### Brief
Go over the entries below line by line, copying each one that contains the word "таблицы".

### Dataset records
════════════════════

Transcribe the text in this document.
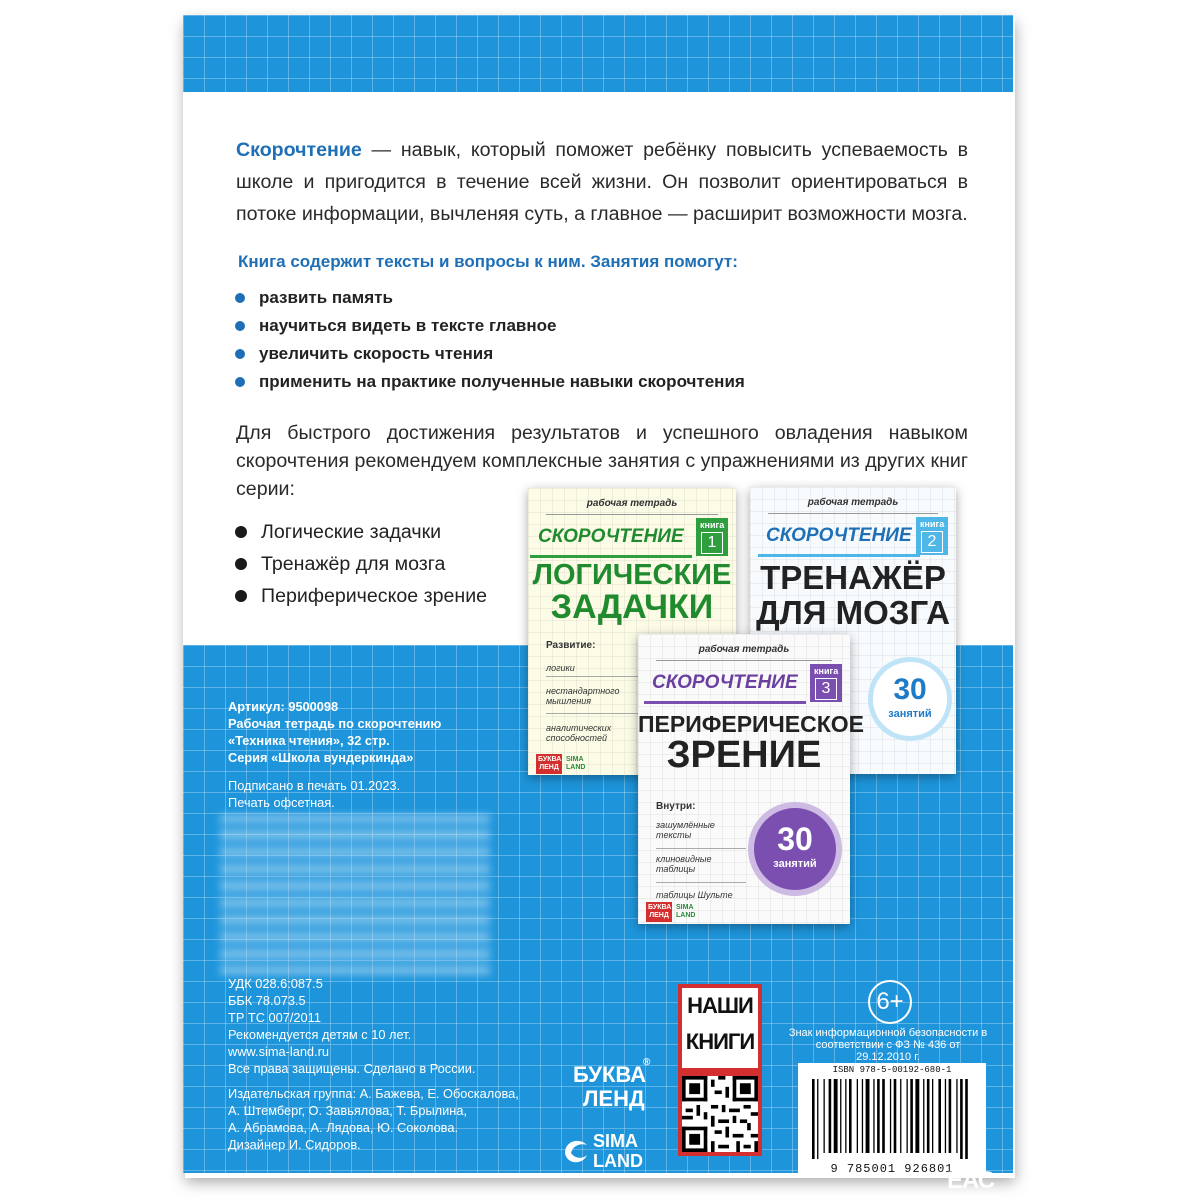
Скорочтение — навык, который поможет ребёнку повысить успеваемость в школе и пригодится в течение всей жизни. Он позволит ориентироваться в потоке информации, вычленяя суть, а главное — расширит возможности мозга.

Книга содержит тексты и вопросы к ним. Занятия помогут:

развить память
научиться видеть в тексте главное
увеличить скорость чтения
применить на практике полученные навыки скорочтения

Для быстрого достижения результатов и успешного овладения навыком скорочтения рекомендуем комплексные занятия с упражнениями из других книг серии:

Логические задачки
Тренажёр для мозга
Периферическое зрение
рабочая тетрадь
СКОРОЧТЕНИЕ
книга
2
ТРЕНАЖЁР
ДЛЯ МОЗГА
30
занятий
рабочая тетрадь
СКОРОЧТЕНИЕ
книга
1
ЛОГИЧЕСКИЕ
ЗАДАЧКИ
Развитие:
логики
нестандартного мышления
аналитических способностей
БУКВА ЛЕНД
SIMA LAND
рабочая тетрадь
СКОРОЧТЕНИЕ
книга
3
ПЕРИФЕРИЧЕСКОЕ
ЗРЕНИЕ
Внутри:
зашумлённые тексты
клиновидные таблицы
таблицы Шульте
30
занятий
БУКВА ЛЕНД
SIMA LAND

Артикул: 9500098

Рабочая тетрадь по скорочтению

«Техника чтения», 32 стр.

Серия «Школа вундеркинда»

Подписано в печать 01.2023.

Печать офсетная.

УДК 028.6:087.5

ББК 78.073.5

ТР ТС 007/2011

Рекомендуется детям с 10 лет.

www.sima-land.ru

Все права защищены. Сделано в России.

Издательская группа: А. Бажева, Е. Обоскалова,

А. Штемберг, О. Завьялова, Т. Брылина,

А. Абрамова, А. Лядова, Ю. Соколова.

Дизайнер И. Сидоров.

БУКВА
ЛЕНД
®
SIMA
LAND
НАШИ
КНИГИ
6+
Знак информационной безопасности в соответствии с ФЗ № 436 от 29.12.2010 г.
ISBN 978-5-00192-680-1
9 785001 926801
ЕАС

════════════════════

### Output of the exercise
клиновидные таблицы
таблицы Шульте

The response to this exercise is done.